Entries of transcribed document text
--*--
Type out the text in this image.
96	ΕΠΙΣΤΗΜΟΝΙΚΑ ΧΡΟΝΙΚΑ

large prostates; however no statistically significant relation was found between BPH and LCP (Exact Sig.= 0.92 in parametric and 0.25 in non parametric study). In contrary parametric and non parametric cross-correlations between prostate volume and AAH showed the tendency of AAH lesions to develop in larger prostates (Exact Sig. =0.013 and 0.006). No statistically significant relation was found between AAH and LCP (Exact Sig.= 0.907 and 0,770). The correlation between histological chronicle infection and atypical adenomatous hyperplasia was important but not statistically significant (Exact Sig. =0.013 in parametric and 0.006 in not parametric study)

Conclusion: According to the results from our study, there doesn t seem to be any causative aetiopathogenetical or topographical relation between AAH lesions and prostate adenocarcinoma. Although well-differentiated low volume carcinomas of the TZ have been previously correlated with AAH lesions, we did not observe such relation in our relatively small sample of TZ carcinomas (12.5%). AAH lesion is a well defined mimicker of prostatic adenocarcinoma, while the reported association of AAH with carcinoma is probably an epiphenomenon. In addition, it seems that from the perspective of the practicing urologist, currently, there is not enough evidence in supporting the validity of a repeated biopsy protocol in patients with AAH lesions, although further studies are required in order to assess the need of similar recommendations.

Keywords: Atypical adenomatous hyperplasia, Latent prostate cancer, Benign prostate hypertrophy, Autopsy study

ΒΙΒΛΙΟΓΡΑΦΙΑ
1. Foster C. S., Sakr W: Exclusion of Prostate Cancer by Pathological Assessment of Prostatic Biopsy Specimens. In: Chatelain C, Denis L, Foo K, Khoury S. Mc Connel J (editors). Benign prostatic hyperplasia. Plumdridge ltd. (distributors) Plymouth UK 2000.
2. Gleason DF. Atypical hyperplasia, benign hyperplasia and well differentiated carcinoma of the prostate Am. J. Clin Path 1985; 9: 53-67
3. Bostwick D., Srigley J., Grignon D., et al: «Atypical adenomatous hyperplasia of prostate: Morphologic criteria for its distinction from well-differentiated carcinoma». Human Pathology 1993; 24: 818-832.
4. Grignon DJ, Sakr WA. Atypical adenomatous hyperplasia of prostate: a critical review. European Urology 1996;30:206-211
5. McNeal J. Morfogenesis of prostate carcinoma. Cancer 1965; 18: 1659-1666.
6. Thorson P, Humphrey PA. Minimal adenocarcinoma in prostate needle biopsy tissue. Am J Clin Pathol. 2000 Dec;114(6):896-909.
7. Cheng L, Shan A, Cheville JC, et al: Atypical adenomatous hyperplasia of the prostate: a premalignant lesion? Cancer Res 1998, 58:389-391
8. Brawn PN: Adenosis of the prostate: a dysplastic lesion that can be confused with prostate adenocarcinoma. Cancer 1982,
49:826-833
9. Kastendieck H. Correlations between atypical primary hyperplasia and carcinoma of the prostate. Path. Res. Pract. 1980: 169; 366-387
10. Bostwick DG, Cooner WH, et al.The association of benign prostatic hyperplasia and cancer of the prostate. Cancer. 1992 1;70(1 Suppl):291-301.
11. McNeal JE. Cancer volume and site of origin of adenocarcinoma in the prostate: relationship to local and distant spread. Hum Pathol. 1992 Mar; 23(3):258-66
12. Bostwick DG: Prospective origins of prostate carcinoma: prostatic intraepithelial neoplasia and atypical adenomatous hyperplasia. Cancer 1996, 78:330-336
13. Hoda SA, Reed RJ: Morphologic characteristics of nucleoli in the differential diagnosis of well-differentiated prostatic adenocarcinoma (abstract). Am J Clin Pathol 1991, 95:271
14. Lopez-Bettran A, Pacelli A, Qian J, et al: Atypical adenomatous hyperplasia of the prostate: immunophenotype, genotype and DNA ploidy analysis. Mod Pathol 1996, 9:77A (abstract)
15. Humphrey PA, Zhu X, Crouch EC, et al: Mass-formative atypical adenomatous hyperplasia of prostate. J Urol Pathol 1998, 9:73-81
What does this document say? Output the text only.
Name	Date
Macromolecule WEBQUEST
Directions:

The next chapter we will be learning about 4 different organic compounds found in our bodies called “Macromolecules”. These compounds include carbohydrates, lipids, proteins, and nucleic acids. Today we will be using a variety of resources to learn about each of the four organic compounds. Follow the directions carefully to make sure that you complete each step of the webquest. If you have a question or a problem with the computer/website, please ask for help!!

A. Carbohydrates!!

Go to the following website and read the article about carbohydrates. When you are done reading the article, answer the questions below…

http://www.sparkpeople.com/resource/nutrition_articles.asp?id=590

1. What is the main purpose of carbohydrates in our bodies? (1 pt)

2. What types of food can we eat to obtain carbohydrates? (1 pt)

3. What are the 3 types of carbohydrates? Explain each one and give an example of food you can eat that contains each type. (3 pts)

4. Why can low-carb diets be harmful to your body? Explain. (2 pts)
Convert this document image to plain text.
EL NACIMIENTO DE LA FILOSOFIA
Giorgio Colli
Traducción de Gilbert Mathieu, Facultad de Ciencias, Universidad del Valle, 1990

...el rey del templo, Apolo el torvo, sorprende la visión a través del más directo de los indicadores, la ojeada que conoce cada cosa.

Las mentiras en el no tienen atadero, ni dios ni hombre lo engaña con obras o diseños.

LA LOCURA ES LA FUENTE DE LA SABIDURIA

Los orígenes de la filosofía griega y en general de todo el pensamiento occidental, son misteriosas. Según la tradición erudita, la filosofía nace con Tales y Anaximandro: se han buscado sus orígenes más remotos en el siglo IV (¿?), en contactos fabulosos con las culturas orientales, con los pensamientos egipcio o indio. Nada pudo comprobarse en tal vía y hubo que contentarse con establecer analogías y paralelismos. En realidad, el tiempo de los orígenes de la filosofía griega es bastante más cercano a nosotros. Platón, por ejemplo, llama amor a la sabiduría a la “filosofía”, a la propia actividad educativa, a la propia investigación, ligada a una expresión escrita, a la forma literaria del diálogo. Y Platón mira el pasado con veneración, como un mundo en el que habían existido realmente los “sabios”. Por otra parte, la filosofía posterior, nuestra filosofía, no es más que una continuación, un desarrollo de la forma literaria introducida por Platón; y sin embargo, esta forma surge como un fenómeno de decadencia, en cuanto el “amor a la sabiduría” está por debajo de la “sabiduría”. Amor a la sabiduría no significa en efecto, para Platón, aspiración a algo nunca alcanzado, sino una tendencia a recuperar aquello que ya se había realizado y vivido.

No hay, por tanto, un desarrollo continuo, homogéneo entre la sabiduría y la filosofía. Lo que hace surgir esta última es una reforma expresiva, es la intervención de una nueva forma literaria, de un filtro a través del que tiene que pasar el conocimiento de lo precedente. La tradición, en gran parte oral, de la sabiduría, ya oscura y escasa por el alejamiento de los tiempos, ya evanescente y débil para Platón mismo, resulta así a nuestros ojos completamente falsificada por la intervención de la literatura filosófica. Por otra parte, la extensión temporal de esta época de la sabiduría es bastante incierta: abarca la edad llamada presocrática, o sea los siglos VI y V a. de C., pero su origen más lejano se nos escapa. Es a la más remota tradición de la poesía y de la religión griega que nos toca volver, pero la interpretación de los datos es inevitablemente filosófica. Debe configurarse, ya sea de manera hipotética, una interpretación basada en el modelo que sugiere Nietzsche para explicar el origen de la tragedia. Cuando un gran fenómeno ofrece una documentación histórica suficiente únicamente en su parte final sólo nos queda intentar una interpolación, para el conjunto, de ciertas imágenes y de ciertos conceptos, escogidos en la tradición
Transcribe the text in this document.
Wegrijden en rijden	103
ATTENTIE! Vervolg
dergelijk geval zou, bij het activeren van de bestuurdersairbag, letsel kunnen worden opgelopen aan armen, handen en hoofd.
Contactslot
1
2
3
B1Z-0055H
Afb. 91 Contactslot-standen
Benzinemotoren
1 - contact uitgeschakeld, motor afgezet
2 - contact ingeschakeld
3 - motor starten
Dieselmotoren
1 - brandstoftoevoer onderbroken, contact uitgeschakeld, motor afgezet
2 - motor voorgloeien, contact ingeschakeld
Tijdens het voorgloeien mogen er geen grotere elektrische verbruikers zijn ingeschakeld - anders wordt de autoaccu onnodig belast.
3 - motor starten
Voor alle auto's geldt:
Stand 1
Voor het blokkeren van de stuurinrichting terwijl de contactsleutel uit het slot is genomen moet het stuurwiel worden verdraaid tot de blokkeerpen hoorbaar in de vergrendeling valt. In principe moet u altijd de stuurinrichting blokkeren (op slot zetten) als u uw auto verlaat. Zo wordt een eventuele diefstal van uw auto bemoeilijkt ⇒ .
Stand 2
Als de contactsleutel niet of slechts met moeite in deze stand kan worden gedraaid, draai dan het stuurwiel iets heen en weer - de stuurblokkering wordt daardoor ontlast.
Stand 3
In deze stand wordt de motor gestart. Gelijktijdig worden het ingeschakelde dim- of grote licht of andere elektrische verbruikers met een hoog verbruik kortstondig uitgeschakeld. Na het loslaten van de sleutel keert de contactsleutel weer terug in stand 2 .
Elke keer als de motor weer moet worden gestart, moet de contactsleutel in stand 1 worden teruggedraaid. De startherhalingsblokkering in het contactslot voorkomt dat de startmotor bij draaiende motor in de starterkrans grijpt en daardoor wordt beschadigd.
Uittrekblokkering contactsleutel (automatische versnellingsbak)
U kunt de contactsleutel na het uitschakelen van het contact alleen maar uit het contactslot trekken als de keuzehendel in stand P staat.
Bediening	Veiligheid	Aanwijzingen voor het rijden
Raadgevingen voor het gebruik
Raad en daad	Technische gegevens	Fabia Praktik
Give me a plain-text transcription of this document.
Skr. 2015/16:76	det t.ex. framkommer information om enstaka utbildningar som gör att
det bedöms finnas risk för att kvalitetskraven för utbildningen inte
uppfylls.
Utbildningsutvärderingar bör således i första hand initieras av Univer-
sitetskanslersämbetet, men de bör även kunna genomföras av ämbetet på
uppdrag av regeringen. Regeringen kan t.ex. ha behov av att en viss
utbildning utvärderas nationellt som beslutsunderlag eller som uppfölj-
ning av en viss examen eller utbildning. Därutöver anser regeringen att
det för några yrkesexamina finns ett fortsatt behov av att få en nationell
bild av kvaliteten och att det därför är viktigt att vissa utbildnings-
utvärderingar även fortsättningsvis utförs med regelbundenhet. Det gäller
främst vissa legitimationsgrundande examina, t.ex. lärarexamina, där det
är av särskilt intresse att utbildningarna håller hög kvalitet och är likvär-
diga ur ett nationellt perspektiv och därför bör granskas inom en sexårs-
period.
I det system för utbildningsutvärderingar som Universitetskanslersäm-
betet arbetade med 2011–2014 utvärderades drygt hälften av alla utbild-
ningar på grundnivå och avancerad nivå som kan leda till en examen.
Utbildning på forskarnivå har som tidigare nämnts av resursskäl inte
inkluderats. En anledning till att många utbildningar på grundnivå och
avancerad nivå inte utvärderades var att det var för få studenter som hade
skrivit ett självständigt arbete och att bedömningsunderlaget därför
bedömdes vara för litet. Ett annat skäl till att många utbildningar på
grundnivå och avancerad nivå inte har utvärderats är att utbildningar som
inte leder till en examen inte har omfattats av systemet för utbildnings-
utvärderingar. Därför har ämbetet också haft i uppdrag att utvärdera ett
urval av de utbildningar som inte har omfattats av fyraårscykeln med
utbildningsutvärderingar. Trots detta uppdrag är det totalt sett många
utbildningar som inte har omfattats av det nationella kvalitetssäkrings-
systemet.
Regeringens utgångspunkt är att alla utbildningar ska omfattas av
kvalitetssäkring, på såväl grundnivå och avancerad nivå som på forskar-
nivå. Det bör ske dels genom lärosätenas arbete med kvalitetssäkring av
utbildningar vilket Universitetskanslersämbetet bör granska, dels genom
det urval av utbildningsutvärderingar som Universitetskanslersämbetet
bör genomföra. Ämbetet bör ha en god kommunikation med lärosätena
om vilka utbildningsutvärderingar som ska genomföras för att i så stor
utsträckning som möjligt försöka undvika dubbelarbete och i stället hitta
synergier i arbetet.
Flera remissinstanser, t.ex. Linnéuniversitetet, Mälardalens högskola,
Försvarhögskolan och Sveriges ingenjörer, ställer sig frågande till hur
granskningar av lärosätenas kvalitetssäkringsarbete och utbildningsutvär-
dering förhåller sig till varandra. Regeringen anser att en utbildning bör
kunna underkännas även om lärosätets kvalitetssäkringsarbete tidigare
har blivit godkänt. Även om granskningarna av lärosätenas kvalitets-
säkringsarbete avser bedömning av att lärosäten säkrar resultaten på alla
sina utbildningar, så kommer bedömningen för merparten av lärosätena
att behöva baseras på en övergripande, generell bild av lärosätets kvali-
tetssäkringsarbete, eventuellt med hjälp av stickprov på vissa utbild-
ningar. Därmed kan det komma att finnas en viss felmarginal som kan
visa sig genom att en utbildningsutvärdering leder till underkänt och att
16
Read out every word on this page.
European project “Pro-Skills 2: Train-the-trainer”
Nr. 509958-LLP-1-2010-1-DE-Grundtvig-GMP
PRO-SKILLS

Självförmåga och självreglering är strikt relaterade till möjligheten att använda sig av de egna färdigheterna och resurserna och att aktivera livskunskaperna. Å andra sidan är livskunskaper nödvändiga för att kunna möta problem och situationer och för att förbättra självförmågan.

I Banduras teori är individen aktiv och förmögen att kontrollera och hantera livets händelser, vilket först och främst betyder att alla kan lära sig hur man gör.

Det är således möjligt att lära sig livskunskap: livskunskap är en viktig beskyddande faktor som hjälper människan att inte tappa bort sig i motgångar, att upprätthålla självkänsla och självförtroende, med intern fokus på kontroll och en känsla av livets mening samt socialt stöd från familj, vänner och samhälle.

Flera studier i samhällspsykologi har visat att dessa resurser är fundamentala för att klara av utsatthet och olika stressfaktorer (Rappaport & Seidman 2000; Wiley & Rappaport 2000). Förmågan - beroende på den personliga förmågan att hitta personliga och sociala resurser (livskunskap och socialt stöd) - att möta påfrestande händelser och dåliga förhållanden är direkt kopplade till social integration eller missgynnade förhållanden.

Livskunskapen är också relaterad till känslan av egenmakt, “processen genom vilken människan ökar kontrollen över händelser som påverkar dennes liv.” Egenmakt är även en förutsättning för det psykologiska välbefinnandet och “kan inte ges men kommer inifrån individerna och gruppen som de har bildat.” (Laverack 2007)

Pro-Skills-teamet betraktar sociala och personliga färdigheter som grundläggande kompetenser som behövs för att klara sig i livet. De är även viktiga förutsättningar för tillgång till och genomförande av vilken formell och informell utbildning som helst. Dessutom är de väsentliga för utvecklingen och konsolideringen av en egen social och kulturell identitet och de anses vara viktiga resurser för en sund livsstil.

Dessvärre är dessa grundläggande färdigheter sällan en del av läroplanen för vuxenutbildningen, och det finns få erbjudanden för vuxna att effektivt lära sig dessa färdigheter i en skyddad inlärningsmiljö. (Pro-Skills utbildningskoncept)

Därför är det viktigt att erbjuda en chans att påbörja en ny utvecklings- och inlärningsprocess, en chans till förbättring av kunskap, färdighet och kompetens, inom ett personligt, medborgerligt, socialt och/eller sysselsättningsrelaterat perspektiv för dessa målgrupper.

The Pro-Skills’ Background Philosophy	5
--*--
▶ **Work instructions**
Your reply should consist of one number: how many lines in the entries contain the string "finns".

▶ **Result below**
2